▸ GIVEN PROBLEM: Your answer should be only a number: how many lines include the word "watermark".

[RECORDS SUPPLIED start]

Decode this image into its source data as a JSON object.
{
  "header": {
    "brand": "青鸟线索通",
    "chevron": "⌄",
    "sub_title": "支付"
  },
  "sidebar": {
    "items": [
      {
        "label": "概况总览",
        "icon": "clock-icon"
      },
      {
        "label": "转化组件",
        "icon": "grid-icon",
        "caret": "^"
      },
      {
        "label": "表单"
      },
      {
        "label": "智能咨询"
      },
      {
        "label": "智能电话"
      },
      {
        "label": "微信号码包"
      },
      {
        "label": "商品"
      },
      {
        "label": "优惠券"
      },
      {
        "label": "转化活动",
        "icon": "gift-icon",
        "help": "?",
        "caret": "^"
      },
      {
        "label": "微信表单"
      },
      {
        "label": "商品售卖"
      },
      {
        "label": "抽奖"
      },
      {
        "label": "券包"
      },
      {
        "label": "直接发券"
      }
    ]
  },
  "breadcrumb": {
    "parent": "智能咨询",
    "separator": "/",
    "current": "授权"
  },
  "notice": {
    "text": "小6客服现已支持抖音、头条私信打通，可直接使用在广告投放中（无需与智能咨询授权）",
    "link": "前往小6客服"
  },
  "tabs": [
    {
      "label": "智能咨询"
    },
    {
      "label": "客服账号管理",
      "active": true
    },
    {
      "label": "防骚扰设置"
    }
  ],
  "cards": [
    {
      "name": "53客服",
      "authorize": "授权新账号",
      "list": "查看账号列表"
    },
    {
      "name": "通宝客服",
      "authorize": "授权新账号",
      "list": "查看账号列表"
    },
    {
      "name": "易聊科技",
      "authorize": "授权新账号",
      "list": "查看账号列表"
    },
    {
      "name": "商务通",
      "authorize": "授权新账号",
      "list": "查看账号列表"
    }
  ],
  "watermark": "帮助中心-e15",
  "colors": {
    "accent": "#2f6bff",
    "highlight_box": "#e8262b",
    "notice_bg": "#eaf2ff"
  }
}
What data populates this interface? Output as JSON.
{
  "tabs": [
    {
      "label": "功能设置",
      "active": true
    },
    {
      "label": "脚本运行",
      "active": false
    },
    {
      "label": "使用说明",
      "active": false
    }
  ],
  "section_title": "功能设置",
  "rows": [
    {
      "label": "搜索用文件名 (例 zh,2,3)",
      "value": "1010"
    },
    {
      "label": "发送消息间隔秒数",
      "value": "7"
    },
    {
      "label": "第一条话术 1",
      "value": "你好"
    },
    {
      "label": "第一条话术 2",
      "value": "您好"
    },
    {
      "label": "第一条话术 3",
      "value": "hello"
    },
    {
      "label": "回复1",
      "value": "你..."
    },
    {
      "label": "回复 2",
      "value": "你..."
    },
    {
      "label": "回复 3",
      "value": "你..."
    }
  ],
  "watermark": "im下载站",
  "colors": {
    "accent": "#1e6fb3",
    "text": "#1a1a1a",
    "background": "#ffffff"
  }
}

[RECORDS SUPPLIED end]

▸ FINAL ANSWER: 2